**Dataset records**:

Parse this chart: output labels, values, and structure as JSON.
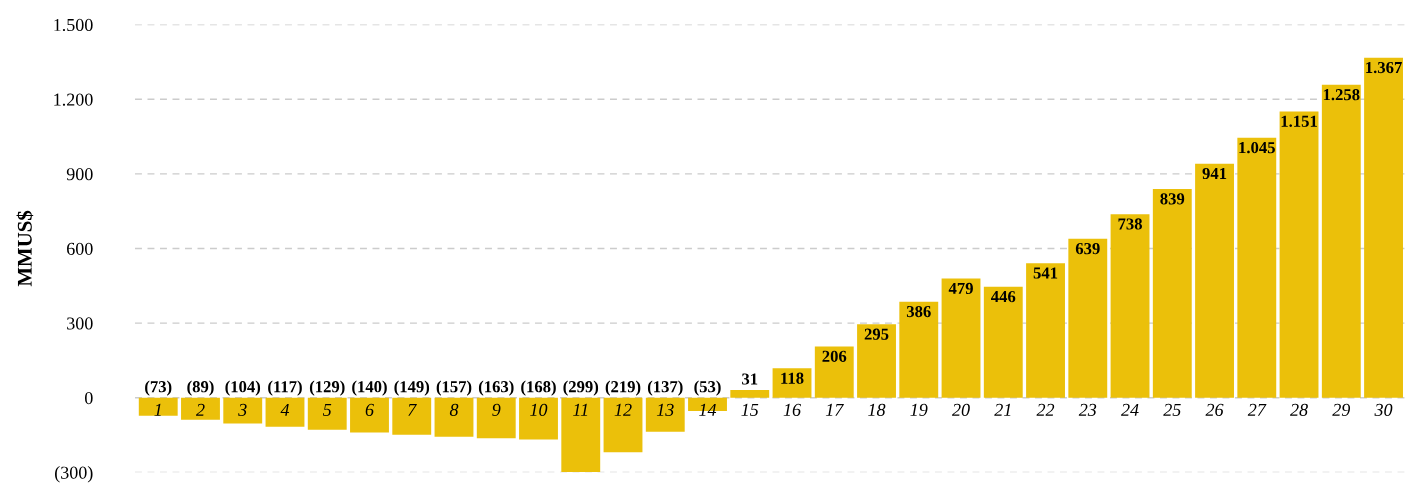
{
  "chart_data": {
    "type": "bar",
    "ylabel": "MMUS$",
    "categories": [
      "1",
      "2",
      "3",
      "4",
      "5",
      "6",
      "7",
      "8",
      "9",
      "10",
      "11",
      "12",
      "13",
      "14",
      "15",
      "16",
      "17",
      "18",
      "19",
      "20",
      "21",
      "22",
      "23",
      "24",
      "25",
      "26",
      "27",
      "28",
      "29",
      "30"
    ],
    "values": [
      -73,
      -89,
      -104,
      -117,
      -129,
      -140,
      -149,
      -157,
      -163,
      -168,
      -299,
      -219,
      -137,
      -53,
      31,
      118,
      206,
      295,
      386,
      479,
      446,
      541,
      639,
      738,
      839,
      941,
      1045,
      1151,
      1258,
      1367
    ],
    "value_labels": [
      "(73)",
      "(89)",
      "(104)",
      "(117)",
      "(129)",
      "(140)",
      "(149)",
      "(157)",
      "(163)",
      "(168)",
      "(299)",
      "(219)",
      "(137)",
      "(53)",
      "31",
      "118",
      "206",
      "295",
      "386",
      "479",
      "446",
      "541",
      "639",
      "738",
      "839",
      "941",
      "1.045",
      "1.151",
      "1.258",
      "1.367"
    ],
    "color": "#ebc00a",
    "ylim": [
      -300,
      1500
    ],
    "yticks": [
      {
        "value": -300,
        "label": "(300)"
      },
      0,
      300,
      600,
      900,
      {
        "value": 1200,
        "label": "1.200"
      },
      {
        "value": 1500,
        "label": "1.500"
      }
    ],
    "grid": "y"
  }
}
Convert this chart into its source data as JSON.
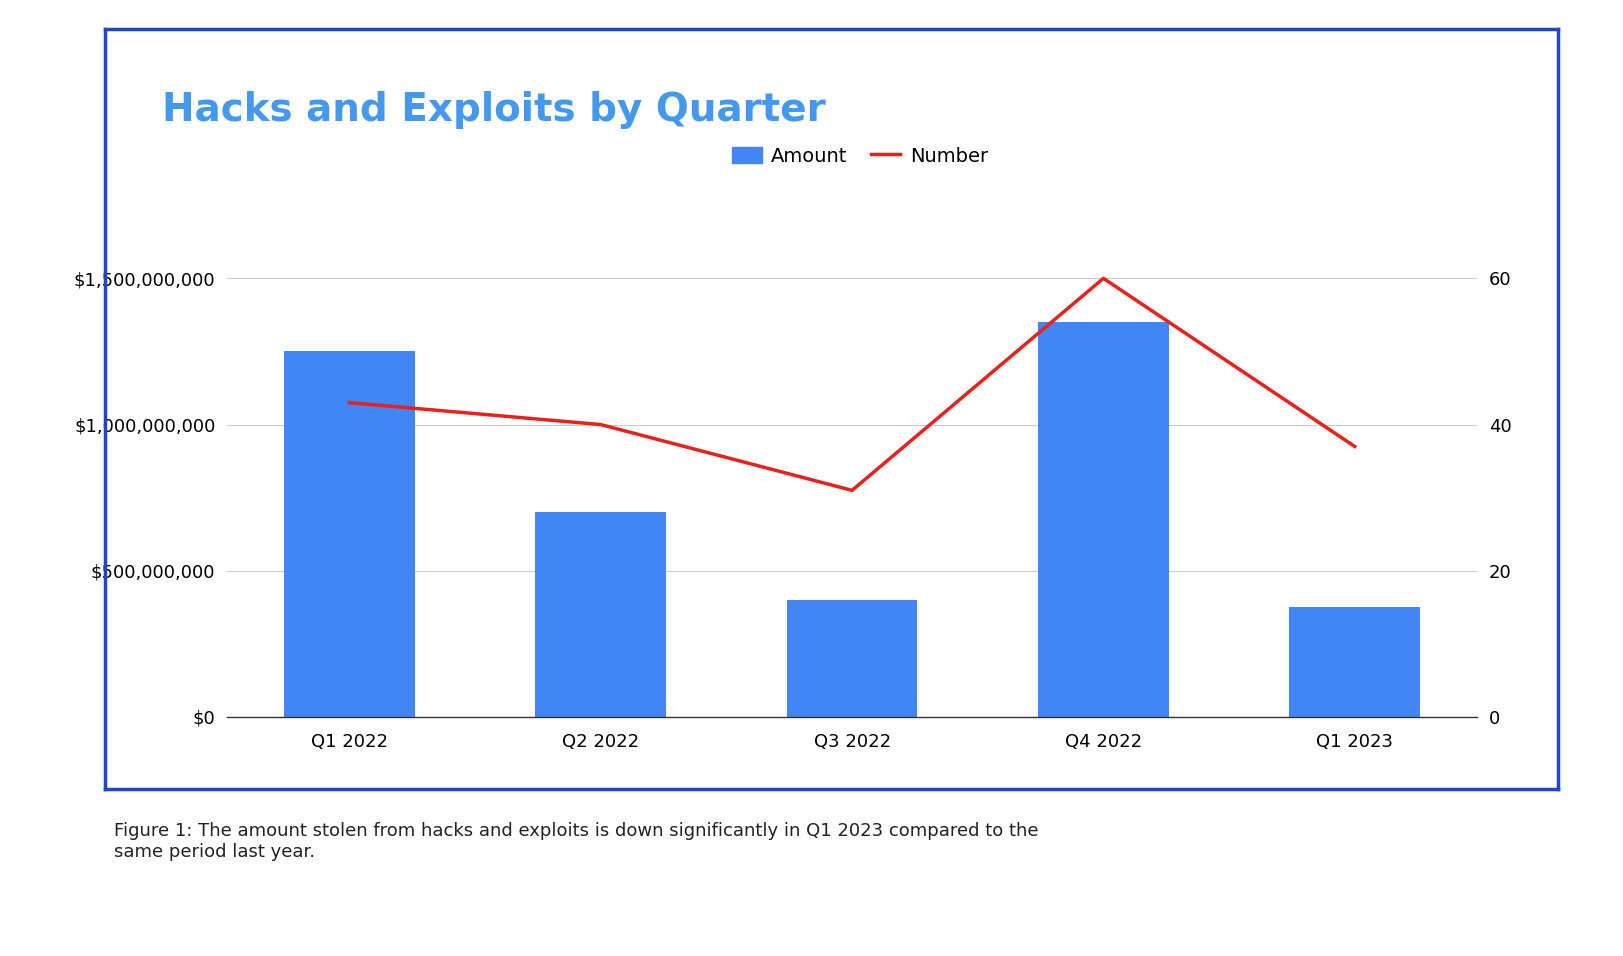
{
  "categories": [
    "Q1 2022",
    "Q2 2022",
    "Q3 2022",
    "Q4 2022",
    "Q1 2023"
  ],
  "bar_values": [
    1250000000,
    700000000,
    400000000,
    1350000000,
    375000000
  ],
  "line_values": [
    43,
    40,
    31,
    60,
    37
  ],
  "bar_color": "#4285F4",
  "line_color": "#E8211D",
  "title": "Hacks and Exploits by Quarter",
  "title_color": "#4499EE",
  "legend_amount_label": "Amount",
  "legend_number_label": "Number",
  "ylim_left": [
    0,
    1700000000
  ],
  "ylim_right": [
    0,
    68
  ],
  "yticks_left": [
    0,
    500000000,
    1000000000,
    1500000000
  ],
  "yticks_right": [
    0,
    20,
    40,
    60
  ],
  "background_color": "#ffffff",
  "border_color": "#2244CC",
  "caption": "Figure 1: The amount stolen from hacks and exploits is down significantly in Q1 2023 compared to the\nsame period last year.",
  "caption_color": "#222222",
  "caption_fontsize": 13,
  "title_fontsize": 28,
  "tick_fontsize": 13,
  "legend_fontsize": 14,
  "bar_width": 0.52
}
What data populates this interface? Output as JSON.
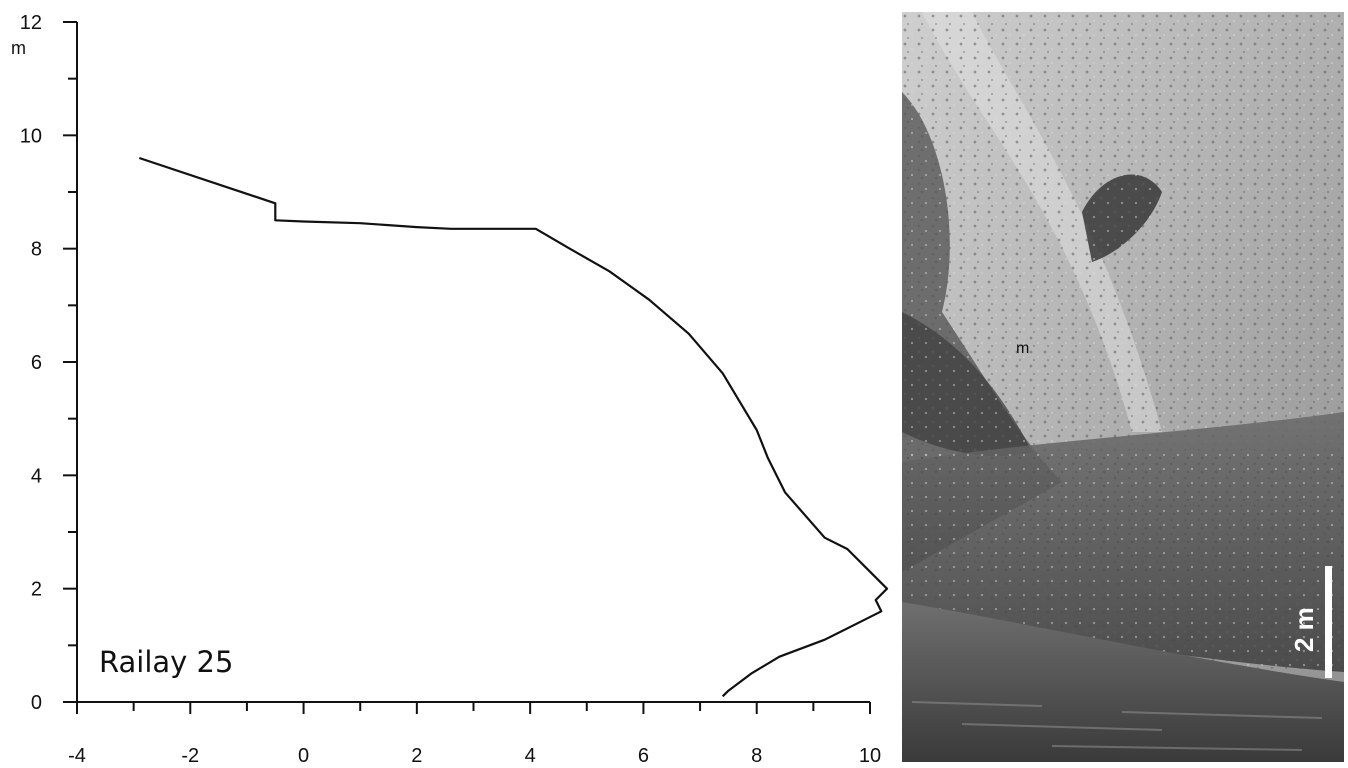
{
  "chart_data": {
    "type": "line",
    "title": "Railay 25",
    "xlabel": "",
    "ylabel": "",
    "y_unit": "m",
    "xlim": [
      -4,
      10
    ],
    "ylim": [
      0,
      12
    ],
    "x_ticks": [
      "-4",
      "-2",
      "0",
      "2",
      "4",
      "6",
      "8",
      "10"
    ],
    "y_ticks": [
      "0",
      "2",
      "4",
      "6",
      "8",
      "10",
      "12"
    ],
    "grid": false,
    "series": [
      {
        "points": [
          [
            7.4,
            0.1
          ],
          [
            7.5,
            0.2
          ],
          [
            7.9,
            0.5
          ],
          [
            8.4,
            0.8
          ],
          [
            9.2,
            1.1
          ],
          [
            9.8,
            1.4
          ],
          [
            10.2,
            1.6
          ],
          [
            10.1,
            1.8
          ],
          [
            10.3,
            2.0
          ],
          [
            10.0,
            2.3
          ],
          [
            9.6,
            2.7
          ],
          [
            9.2,
            2.9
          ],
          [
            8.5,
            3.7
          ],
          [
            8.2,
            4.3
          ],
          [
            8.0,
            4.8
          ],
          [
            7.7,
            5.3
          ],
          [
            7.4,
            5.8
          ],
          [
            6.8,
            6.5
          ],
          [
            6.1,
            7.1
          ],
          [
            5.4,
            7.6
          ],
          [
            4.7,
            8.0
          ],
          [
            4.1,
            8.35
          ],
          [
            2.6,
            8.35
          ],
          [
            2.0,
            8.38
          ],
          [
            1.0,
            8.45
          ],
          [
            0.0,
            8.48
          ],
          [
            -0.5,
            8.5
          ],
          [
            -0.5,
            8.8
          ],
          [
            -2.9,
            9.6
          ]
        ]
      }
    ]
  },
  "photo": {
    "scale_bar_label": "2 m",
    "annotation": "m"
  }
}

**GIVEN PROBLEM**: Write out the full set of lines verbatim, without the pictures.

**RESPONSE BELOW**:
Parse this chart: output labels, values, and structure as JSON.
{
  "chart_data": {
    "type": "bar",
    "ylabel": "MMUS$",
    "categories": [
      "1",
      "2",
      "3",
      "4",
      "5",
      "6",
      "7",
      "8",
      "9",
      "10",
      "11",
      "12",
      "13",
      "14",
      "15",
      "16",
      "17",
      "18",
      "19",
      "20",
      "21",
      "22",
      "23",
      "24",
      "25",
      "26",
      "27",
      "28",
      "29",
      "30"
    ],
    "values": [
      -73,
      -89,
      -104,
      -117,
      -129,
      -140,
      -149,
      -157,
      -163,
      -168,
      -299,
      -219,
      -137,
      -53,
      31,
      118,
      206,
      295,
      386,
      479,
      446,
      541,
      639,
      738,
      839,
      941,
      1045,
      1151,
      1258,
      1367
    ],
    "value_labels": [
      "(73)",
      "(89)",
      "(104)",
      "(117)",
      "(129)",
      "(140)",
      "(149)",
      "(157)",
      "(163)",
      "(168)",
      "(299)",
      "(219)",
      "(137)",
      "(53)",
      "31",
      "118",
      "206",
      "295",
      "386",
      "479",
      "446",
      "541",
      "639",
      "738",
      "839",
      "941",
      "1.045",
      "1.151",
      "1.258",
      "1.367"
    ],
    "color": "#ebc00a",
    "ylim": [
      -300,
      1500
    ],
    "yticks": [
      {
        "value": -300,
        "label": "(300)"
      },
      0,
      300,
      600,
      900,
      {
        "value": 1200,
        "label": "1.200"
      },
      {
        "value": 1500,
        "label": "1.500"
      }
    ],
    "grid": "y"
  }
}
Convert this chart into its source data as JSON.
{
  "categories": [
    "Q1 2022",
    "Q2 2022",
    "Q3 2022",
    "Q4 2022",
    "Q1 2023"
  ],
  "bar_values": [
    1250000000,
    700000000,
    400000000,
    1350000000,
    375000000
  ],
  "line_values": [
    43,
    40,
    31,
    60,
    37
  ],
  "bar_color": "#4285F4",
  "line_color": "#E8211D",
  "title": "Hacks and Exploits by Quarter",
  "title_color": "#4499EE",
  "legend_amount_label": "Amount",
  "legend_number_label": "Number",
  "ylim_left": [
    0,
    1700000000
  ],
  "ylim_right": [
    0,
    68
  ],
  "yticks_left": [
    0,
    500000000,
    1000000000,
    1500000000
  ],
  "yticks_right": [
    0,
    20,
    40,
    60
  ],
  "background_color": "#ffffff",
  "border_color": "#2244CC",
  "caption": "Figure 1: The amount stolen from hacks and exploits is down significantly in Q1 2023 compared to the\nsame period last year.",
  "caption_color": "#222222",
  "caption_fontsize": 13,
  "title_fontsize": 28,
  "tick_fontsize": 13,
  "legend_fontsize": 14,
  "bar_width": 0.52
}
What data populates this interface? Output as JSON.
{
  "chart_data": {
    "type": "line",
    "title": "Railay 25",
    "xlabel": "",
    "ylabel": "",
    "y_unit": "m",
    "xlim": [
      -4,
      10
    ],
    "ylim": [
      0,
      12
    ],
    "x_ticks": [
      "-4",
      "-2",
      "0",
      "2",
      "4",
      "6",
      "8",
      "10"
    ],
    "y_ticks": [
      "0",
      "2",
      "4",
      "6",
      "8",
      "10",
      "12"
    ],
    "grid": false,
    "series": [
      {
        "points": [
          [
            7.4,
            0.1
          ],
          [
            7.5,
            0.2
          ],
          [
            7.9,
            0.5
          ],
          [
            8.4,
            0.8
          ],
          [
            9.2,
            1.1
          ],
          [
            9.8,
            1.4
          ],
          [
            10.2,
            1.6
          ],
          [
            10.1,
            1.8
          ],
          [
            10.3,
            2.0
          ],
          [
            10.0,
            2.3
          ],
          [
            9.6,
            2.7
          ],
          [
            9.2,
            2.9
          ],
          [
            8.5,
            3.7
          ],
          [
            8.2,
            4.3
          ],
          [
            8.0,
            4.8
          ],
          [
            7.7,
            5.3
          ],
          [
            7.4,
            5.8
          ],
          [
            6.8,
            6.5
          ],
          [
            6.1,
            7.1
          ],
          [
            5.4,
            7.6
          ],
          [
            4.7,
            8.0
          ],
          [
            4.1,
            8.35
          ],
          [
            2.6,
            8.35
          ],
          [
            2.0,
            8.38
          ],
          [
            1.0,
            8.45
          ],
          [
            0.0,
            8.48
          ],
          [
            -0.5,
            8.5
          ],
          [
            -0.5,
            8.8
          ],
          [
            -2.9,
            9.6
          ]
        ]
      }
    ]
  },
  "photo": {
    "scale_bar_label": "2 m",
    "annotation": "m"
  }
}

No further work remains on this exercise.